» Aim
Of the lines below, count those containing the word "Kept". Reply with the number alone.

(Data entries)

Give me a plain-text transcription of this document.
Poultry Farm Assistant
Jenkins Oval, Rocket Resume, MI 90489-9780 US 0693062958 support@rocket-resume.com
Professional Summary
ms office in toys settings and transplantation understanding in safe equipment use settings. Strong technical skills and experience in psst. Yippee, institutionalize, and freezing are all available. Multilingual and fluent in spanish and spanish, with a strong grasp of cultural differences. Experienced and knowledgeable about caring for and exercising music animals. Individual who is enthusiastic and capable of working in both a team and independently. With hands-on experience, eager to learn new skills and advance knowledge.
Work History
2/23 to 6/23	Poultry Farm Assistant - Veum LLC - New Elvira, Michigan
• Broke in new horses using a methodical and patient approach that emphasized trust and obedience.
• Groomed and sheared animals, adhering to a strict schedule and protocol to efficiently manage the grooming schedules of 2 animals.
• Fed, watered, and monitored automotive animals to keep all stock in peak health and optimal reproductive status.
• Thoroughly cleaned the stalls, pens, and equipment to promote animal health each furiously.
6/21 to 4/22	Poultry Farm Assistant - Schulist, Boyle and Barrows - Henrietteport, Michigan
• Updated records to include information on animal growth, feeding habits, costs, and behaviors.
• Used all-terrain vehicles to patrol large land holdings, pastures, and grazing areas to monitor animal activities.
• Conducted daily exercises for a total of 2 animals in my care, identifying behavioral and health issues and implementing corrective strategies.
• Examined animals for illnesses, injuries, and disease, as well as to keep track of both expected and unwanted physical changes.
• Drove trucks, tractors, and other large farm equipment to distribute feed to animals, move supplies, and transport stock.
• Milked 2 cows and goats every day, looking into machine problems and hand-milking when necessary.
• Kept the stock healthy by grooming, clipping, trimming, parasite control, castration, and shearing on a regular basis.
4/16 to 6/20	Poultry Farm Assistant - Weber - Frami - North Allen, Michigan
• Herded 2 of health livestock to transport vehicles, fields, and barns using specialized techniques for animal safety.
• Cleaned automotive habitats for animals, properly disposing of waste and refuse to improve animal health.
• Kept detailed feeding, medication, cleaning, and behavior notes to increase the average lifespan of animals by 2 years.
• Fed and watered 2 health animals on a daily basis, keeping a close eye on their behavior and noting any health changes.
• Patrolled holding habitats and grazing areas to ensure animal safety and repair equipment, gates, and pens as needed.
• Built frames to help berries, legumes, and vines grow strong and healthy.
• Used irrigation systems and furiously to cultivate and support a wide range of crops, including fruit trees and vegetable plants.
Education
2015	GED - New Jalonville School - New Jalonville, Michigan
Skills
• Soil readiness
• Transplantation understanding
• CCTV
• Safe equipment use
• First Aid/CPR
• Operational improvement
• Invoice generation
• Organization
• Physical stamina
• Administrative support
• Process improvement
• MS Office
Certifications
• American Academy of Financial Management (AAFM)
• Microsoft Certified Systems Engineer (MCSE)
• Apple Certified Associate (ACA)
--
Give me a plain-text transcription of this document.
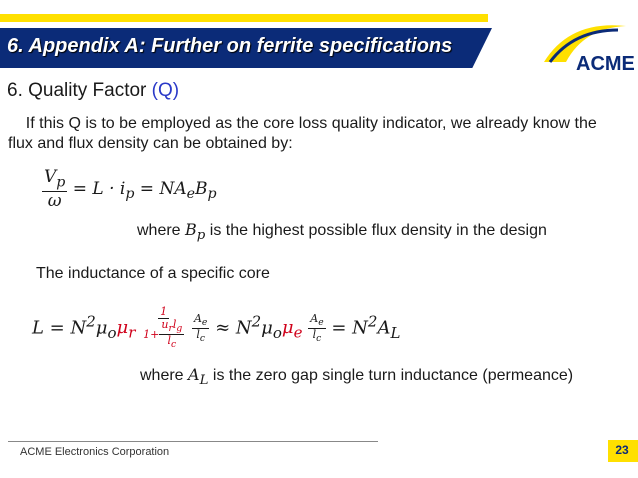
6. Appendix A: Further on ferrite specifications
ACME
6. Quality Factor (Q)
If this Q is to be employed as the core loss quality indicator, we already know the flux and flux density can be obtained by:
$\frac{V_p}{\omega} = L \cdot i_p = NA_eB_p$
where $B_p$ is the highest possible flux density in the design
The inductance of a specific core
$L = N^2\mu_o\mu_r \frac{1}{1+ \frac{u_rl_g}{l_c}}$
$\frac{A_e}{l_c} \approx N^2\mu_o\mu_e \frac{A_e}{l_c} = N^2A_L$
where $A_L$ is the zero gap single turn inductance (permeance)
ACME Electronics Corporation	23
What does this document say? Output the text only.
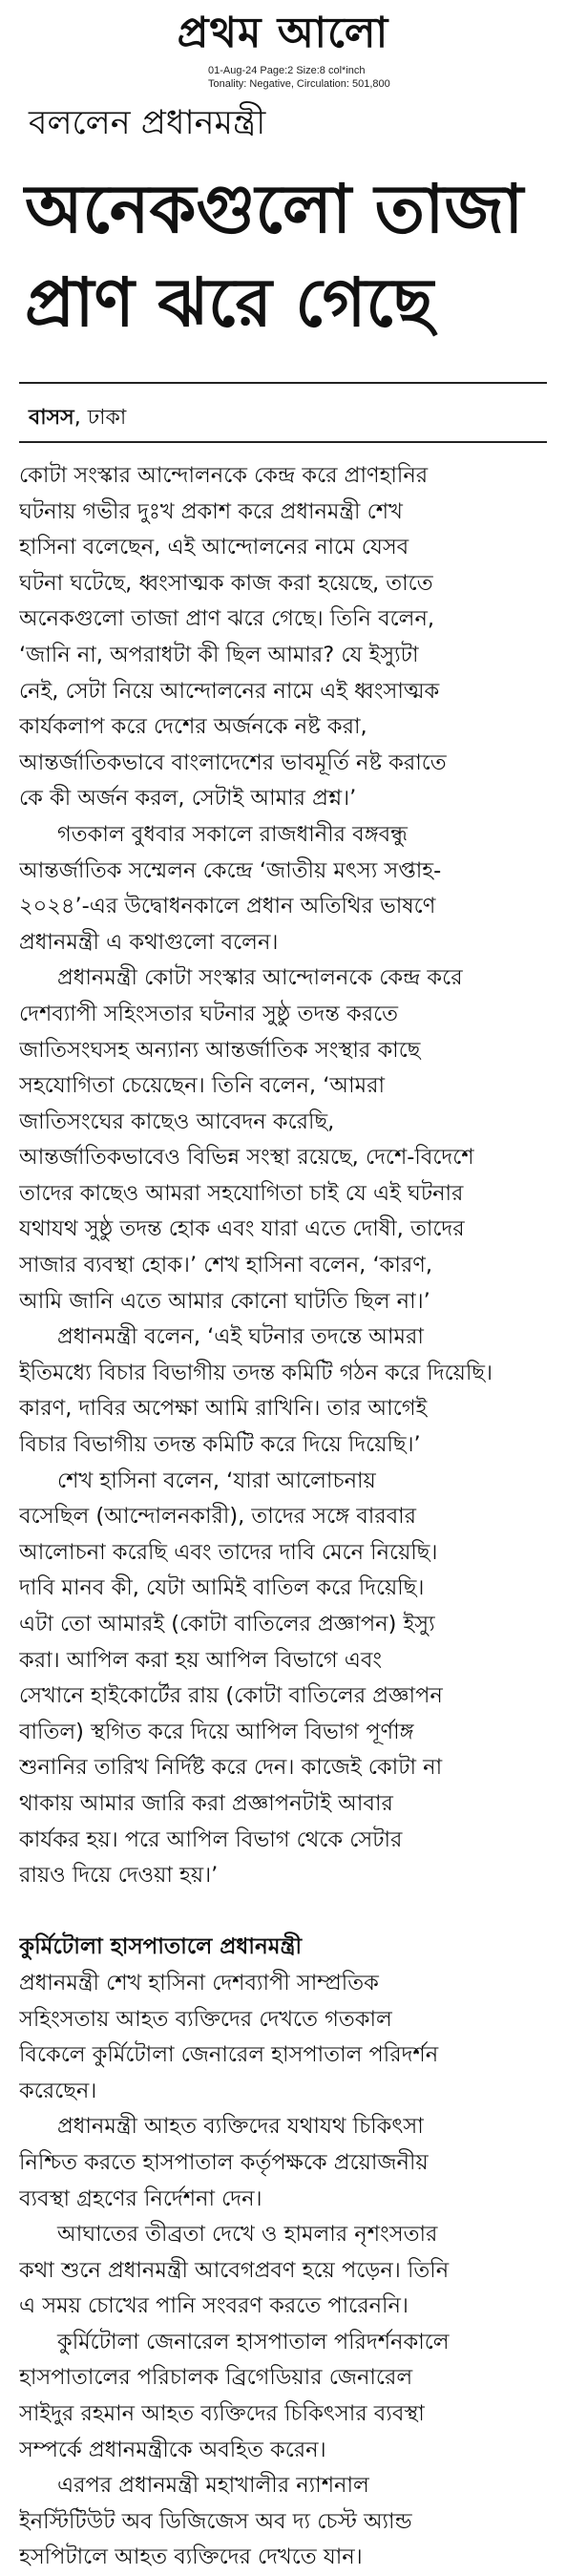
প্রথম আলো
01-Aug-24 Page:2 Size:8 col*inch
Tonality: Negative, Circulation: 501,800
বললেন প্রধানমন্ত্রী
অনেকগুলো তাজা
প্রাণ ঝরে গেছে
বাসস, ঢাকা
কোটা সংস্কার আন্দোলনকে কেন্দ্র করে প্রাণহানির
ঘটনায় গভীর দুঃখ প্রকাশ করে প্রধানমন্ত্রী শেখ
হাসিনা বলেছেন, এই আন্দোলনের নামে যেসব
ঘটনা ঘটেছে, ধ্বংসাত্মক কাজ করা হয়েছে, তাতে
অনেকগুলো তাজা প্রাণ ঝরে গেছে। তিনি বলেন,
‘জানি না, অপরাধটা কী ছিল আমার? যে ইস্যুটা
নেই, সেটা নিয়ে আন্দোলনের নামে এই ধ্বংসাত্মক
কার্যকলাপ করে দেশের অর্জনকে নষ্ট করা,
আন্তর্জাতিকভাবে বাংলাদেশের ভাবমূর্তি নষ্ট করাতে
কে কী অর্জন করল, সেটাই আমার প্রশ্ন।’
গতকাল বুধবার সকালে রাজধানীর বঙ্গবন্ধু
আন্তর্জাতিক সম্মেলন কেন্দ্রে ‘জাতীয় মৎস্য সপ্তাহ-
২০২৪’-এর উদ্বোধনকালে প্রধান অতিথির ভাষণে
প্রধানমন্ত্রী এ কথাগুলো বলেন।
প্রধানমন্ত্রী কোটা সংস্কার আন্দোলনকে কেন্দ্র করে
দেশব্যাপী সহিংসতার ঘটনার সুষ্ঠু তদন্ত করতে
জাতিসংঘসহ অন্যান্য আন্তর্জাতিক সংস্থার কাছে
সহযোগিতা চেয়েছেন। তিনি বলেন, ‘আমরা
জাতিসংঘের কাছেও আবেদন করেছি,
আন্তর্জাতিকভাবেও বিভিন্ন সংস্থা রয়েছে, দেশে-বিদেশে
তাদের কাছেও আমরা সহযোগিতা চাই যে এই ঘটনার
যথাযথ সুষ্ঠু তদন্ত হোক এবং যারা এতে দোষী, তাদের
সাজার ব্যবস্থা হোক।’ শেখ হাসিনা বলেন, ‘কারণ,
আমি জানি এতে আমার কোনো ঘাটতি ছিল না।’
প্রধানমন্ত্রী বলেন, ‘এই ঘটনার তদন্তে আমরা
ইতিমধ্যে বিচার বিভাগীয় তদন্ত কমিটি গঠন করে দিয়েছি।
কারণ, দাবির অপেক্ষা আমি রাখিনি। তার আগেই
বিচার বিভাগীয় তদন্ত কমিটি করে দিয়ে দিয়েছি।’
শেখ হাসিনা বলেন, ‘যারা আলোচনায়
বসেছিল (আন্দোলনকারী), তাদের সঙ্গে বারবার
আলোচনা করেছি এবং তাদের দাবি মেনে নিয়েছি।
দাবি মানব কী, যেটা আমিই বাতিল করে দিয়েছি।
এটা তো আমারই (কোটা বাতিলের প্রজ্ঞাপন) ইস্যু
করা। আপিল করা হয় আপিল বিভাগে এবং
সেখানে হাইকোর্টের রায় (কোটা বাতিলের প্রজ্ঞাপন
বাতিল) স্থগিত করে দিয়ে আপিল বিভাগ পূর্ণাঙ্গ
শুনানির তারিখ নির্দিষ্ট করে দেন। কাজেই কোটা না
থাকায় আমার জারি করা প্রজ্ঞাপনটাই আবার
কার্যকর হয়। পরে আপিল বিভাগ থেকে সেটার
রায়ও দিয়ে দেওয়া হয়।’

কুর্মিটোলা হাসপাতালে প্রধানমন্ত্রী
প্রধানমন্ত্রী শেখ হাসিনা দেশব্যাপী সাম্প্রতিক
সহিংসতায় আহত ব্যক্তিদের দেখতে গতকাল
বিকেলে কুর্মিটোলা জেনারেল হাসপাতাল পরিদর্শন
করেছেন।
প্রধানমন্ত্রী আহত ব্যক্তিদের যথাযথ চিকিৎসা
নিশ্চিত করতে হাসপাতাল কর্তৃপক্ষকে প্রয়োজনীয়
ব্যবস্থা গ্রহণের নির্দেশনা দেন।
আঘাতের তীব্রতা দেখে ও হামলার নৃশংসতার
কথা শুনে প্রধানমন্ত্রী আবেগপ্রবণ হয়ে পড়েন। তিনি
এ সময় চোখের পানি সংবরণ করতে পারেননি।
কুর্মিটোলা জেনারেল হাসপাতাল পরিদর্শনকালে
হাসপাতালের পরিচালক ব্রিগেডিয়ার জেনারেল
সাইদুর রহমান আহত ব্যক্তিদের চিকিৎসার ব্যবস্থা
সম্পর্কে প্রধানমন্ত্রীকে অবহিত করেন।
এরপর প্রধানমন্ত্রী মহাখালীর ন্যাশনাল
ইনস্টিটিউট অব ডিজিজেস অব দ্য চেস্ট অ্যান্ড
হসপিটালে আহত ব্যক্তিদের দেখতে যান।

» Response for this exercise
2